##### DATA LISTING #####
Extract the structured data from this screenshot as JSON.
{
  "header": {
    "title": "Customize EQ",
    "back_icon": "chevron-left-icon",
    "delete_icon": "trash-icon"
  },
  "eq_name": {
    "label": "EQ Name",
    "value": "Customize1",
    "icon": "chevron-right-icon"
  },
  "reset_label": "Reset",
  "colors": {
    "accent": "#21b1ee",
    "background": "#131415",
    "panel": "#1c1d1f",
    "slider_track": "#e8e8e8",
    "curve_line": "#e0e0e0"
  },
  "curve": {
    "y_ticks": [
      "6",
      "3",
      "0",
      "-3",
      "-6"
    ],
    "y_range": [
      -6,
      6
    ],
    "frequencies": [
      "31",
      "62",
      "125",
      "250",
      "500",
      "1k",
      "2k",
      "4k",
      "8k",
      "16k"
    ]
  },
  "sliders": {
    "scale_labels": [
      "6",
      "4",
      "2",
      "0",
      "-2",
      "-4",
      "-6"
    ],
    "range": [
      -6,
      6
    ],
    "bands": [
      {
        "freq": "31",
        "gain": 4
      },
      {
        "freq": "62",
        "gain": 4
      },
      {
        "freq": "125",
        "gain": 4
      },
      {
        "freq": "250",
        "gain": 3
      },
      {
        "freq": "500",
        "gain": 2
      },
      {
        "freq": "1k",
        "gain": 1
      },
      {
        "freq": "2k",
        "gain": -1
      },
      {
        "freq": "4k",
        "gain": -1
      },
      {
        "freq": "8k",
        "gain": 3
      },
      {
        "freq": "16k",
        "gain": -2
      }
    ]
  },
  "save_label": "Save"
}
#####
##### DATA LISTING #####
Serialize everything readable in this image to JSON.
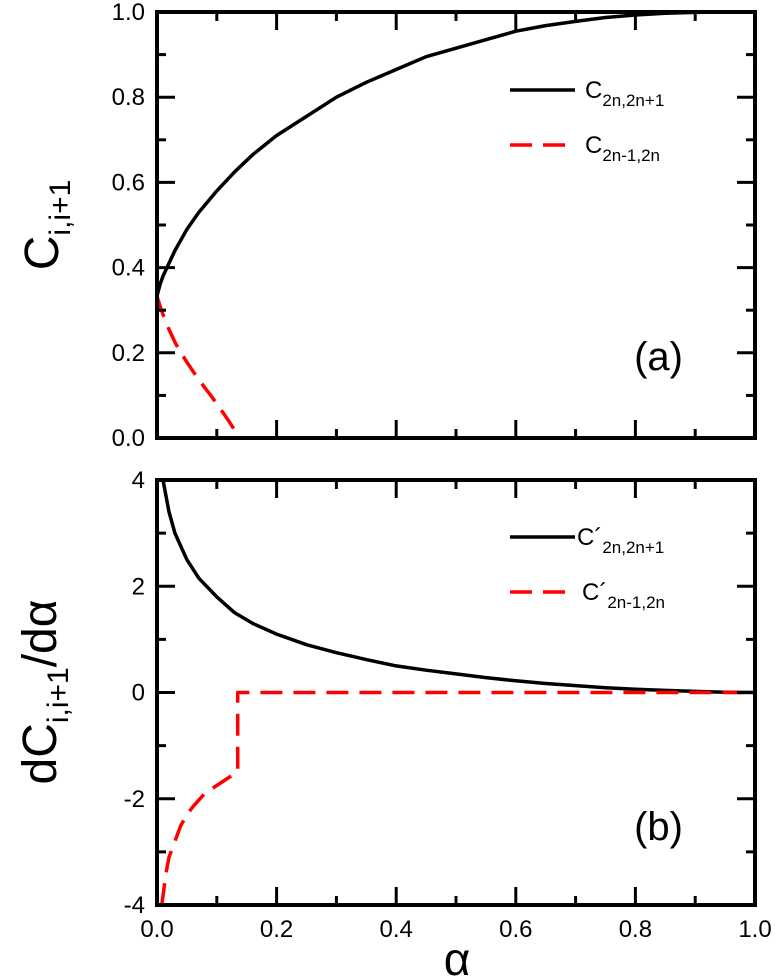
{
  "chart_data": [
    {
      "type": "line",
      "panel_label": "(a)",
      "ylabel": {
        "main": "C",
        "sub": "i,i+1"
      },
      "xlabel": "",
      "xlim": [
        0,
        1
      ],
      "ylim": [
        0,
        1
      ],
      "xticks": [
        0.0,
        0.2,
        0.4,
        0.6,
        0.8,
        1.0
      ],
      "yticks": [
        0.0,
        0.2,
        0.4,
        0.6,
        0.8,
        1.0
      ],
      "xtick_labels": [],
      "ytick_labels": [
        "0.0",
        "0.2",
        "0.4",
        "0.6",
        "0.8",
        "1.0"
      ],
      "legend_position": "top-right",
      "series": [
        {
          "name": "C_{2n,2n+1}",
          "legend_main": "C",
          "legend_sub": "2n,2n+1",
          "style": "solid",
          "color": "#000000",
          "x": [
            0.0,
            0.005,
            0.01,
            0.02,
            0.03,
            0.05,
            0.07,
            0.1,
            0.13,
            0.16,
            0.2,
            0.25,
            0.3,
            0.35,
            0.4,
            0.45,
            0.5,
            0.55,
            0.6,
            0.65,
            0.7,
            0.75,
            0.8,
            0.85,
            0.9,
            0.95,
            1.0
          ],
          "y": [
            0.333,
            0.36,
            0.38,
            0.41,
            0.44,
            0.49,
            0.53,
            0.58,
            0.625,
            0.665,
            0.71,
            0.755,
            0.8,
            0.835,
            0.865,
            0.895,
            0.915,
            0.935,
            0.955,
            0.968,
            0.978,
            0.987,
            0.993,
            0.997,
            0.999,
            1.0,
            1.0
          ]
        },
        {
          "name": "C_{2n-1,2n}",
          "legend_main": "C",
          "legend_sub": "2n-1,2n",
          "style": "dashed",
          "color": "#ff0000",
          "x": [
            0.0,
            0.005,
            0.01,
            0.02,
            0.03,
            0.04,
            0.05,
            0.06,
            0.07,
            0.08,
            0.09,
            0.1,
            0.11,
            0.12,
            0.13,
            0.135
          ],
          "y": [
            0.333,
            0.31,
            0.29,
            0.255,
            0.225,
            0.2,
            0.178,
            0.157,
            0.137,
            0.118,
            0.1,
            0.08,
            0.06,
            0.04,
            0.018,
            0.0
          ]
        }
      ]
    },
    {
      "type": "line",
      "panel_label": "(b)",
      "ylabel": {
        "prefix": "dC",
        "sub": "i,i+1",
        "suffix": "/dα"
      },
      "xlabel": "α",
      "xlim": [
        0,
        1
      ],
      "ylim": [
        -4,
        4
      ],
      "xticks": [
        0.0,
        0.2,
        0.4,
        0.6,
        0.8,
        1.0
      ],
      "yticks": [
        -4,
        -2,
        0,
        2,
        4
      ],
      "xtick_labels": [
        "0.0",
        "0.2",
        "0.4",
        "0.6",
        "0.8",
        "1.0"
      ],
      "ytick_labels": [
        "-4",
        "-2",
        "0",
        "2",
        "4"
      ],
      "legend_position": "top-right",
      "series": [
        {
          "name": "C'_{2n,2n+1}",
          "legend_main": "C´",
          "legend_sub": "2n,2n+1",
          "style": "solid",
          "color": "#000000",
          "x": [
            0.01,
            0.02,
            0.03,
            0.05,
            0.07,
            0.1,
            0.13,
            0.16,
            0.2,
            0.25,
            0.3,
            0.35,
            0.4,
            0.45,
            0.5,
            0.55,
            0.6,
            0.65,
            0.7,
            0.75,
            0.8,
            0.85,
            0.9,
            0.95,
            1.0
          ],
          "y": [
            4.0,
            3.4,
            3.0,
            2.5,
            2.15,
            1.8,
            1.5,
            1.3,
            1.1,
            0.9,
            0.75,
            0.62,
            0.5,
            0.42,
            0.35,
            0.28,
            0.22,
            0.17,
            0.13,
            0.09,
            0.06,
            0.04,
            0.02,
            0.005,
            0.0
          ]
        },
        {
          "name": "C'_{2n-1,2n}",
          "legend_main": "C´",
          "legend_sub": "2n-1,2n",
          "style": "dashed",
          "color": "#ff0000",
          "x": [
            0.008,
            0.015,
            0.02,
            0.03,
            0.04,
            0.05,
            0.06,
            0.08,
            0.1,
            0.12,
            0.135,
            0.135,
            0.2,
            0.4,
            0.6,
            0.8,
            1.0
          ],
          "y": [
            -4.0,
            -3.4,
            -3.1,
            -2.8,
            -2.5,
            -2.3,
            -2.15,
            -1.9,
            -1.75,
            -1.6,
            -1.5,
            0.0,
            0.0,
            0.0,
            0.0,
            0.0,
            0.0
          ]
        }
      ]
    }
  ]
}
#####
WRITTEN EXERCISE:
Identify each line holding the string "JSON", and copy it out.

RESPONSE TO THIS TASK:
Extract the structured data from this screenshot as JSON.
Serialize everything readable in this image to JSON.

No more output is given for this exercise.